• **Task material**:
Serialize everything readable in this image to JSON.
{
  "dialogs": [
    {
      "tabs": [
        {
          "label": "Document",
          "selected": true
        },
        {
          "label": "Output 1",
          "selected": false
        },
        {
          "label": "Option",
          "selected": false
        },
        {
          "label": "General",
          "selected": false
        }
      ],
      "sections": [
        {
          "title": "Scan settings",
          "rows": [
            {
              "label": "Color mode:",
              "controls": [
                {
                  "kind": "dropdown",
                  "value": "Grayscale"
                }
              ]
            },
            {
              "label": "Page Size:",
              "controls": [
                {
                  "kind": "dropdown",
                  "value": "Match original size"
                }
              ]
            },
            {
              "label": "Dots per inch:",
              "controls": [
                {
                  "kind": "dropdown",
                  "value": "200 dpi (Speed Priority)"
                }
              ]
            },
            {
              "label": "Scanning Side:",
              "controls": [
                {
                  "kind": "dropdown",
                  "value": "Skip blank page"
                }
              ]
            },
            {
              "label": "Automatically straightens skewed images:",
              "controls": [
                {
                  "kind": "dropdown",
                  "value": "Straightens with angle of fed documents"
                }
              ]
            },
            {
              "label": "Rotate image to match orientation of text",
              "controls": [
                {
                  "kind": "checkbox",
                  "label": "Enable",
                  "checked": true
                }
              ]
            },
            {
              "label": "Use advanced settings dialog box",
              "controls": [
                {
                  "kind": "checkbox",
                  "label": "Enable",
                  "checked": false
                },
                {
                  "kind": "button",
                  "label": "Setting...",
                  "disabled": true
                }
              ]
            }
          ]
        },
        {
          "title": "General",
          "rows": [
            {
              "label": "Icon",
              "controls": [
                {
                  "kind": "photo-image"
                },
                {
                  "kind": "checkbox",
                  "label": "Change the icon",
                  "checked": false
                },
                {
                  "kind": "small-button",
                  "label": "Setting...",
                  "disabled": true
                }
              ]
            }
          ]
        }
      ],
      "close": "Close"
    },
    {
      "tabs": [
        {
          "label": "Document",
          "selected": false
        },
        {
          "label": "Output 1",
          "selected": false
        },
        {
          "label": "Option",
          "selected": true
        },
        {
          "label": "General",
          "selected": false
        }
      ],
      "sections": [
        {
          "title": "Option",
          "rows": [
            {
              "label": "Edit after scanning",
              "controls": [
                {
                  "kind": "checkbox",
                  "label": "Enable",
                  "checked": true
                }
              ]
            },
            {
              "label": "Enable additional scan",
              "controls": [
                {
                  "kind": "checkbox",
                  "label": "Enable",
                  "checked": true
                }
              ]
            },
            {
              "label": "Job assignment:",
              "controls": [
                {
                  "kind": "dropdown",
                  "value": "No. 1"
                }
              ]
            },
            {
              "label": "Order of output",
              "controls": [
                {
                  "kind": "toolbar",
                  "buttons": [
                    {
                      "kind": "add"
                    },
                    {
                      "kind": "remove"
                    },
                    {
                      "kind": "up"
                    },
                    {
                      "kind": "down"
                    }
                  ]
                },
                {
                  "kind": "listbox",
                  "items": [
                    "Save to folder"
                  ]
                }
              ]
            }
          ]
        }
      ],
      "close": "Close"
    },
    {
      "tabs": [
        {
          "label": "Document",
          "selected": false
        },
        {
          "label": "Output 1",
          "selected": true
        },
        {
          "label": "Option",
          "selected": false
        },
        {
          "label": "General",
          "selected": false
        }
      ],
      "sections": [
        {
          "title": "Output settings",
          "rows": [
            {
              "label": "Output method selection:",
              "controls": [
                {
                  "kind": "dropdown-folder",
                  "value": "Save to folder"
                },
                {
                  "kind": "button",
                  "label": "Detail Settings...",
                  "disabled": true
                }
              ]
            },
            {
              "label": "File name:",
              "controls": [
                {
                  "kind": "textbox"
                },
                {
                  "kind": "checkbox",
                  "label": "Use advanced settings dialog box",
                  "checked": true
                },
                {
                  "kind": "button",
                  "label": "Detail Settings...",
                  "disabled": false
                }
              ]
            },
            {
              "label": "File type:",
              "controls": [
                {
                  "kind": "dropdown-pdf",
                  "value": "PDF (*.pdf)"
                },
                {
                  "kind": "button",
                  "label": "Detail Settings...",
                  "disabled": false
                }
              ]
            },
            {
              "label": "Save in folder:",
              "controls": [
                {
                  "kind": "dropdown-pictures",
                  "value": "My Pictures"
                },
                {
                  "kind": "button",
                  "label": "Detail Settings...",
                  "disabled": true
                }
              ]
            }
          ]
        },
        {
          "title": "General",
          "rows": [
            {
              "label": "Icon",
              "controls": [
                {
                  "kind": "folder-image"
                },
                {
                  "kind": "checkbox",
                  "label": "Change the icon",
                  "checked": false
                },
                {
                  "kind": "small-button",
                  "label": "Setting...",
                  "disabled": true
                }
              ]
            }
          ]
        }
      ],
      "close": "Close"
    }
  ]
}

• **Your task**:
Copy every line in the records above that contains the word "advanced".

• **Written solution**:
              "label": "Use advanced settings dialog box",
                  "label": "Use advanced settings dialog box",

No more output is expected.